-- BEGIN --

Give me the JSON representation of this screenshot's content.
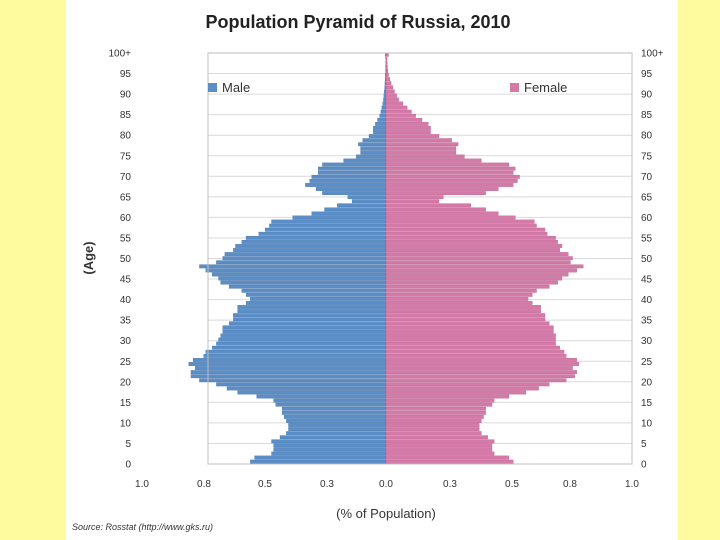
{
  "source_note": "Source: Rosstat (http://www.gks.ru)",
  "colors": {
    "male": "#5b8dc6",
    "female": "#d47aa8",
    "bar_edge": "#3a6aa0",
    "female_edge": "#b45585",
    "grid": "#d9d9d9"
  },
  "chart_data": {
    "type": "bar",
    "orientation": "horizontal-diverging",
    "title": "Population Pyramid of Russia, 2010",
    "xlabel": "(% of Population)",
    "ylabel": "(Age)",
    "xlim": [
      -1.0,
      1.0
    ],
    "x_tick_labels": [
      "1.0",
      "0.8",
      "0.5",
      "0.3",
      "0.0",
      "0.3",
      "0.5",
      "0.8",
      "1.0"
    ],
    "y_tick_labels": [
      "100+",
      "95",
      "90",
      "85",
      "80",
      "75",
      "70",
      "65",
      "60",
      "55",
      "50",
      "45",
      "40",
      "35",
      "30",
      "25",
      "20",
      "15",
      "10",
      "5",
      "0"
    ],
    "legend_position": "top",
    "grid": true,
    "series": [
      {
        "name": "Male",
        "values": [
          0.64,
          0.62,
          0.54,
          0.53,
          0.53,
          0.54,
          0.5,
          0.47,
          0.46,
          0.46,
          0.47,
          0.48,
          0.49,
          0.49,
          0.52,
          0.53,
          0.61,
          0.7,
          0.75,
          0.8,
          0.88,
          0.92,
          0.92,
          0.9,
          0.93,
          0.91,
          0.86,
          0.85,
          0.82,
          0.8,
          0.79,
          0.78,
          0.77,
          0.77,
          0.74,
          0.72,
          0.72,
          0.7,
          0.7,
          0.66,
          0.64,
          0.66,
          0.68,
          0.74,
          0.78,
          0.79,
          0.82,
          0.85,
          0.88,
          0.8,
          0.77,
          0.76,
          0.72,
          0.71,
          0.68,
          0.66,
          0.6,
          0.57,
          0.55,
          0.54,
          0.44,
          0.35,
          0.29,
          0.23,
          0.16,
          0.18,
          0.3,
          0.33,
          0.38,
          0.36,
          0.35,
          0.32,
          0.32,
          0.3,
          0.2,
          0.14,
          0.12,
          0.12,
          0.13,
          0.11,
          0.08,
          0.06,
          0.06,
          0.05,
          0.04,
          0.03,
          0.024,
          0.02,
          0.015,
          0.012,
          0.01,
          0.008,
          0.006,
          0.005,
          0.004,
          0.003,
          0.002,
          0.002,
          0.001,
          0.001,
          0.004
        ]
      },
      {
        "name": "Female",
        "values": [
          0.6,
          0.58,
          0.51,
          0.5,
          0.5,
          0.51,
          0.48,
          0.45,
          0.44,
          0.44,
          0.45,
          0.46,
          0.47,
          0.47,
          0.5,
          0.51,
          0.58,
          0.66,
          0.72,
          0.77,
          0.85,
          0.89,
          0.9,
          0.88,
          0.91,
          0.9,
          0.85,
          0.84,
          0.82,
          0.8,
          0.8,
          0.8,
          0.79,
          0.79,
          0.77,
          0.75,
          0.75,
          0.73,
          0.73,
          0.69,
          0.67,
          0.69,
          0.71,
          0.77,
          0.81,
          0.83,
          0.86,
          0.9,
          0.93,
          0.87,
          0.88,
          0.86,
          0.82,
          0.83,
          0.81,
          0.8,
          0.76,
          0.75,
          0.71,
          0.7,
          0.61,
          0.53,
          0.47,
          0.4,
          0.25,
          0.27,
          0.47,
          0.53,
          0.6,
          0.62,
          0.63,
          0.6,
          0.61,
          0.58,
          0.45,
          0.37,
          0.33,
          0.33,
          0.34,
          0.31,
          0.25,
          0.21,
          0.21,
          0.2,
          0.17,
          0.14,
          0.12,
          0.1,
          0.08,
          0.06,
          0.05,
          0.04,
          0.032,
          0.024,
          0.018,
          0.012,
          0.009,
          0.007,
          0.006,
          0.005,
          0.012
        ]
      }
    ]
  }
}
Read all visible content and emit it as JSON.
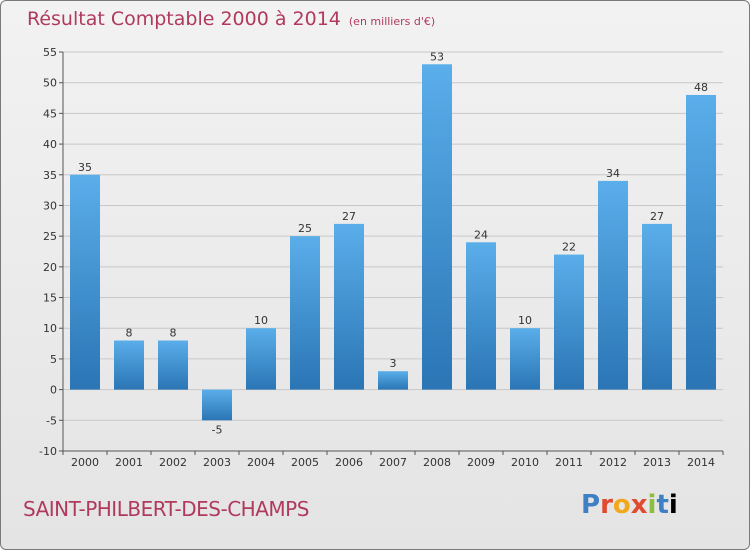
{
  "header": {
    "title": "Résultat Comptable 2000 à 2014",
    "subtitle": "(en milliers d'€)"
  },
  "footer": {
    "commune": "SAINT-PHILBERT-DES-CHAMPS",
    "brand": [
      "P",
      "r",
      "o",
      "x",
      "i",
      "t",
      "i"
    ]
  },
  "colors": {
    "bar_light": "#5aaeea",
    "bar_dark": "#2b75b5",
    "title": "#b03a5e"
  },
  "chart_data": {
    "type": "bar",
    "title": "Résultat Comptable 2000 à 2014",
    "subtitle": "(en milliers d'€)",
    "xlabel": "",
    "ylabel": "",
    "categories": [
      "2000",
      "2001",
      "2002",
      "2003",
      "2004",
      "2005",
      "2006",
      "2007",
      "2008",
      "2009",
      "2010",
      "2011",
      "2012",
      "2013",
      "2014"
    ],
    "values": [
      35,
      8,
      8,
      -5,
      10,
      25,
      27,
      3,
      53,
      24,
      10,
      22,
      34,
      27,
      48
    ],
    "ylim": [
      -10,
      55
    ],
    "yticks": [
      -10,
      -5,
      0,
      5,
      10,
      15,
      20,
      25,
      30,
      35,
      40,
      45,
      50,
      55
    ],
    "grid": true
  }
}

-- END --

Exercise: Report the number of lines above containing the word "content", with no other text.

Exercise answer: 2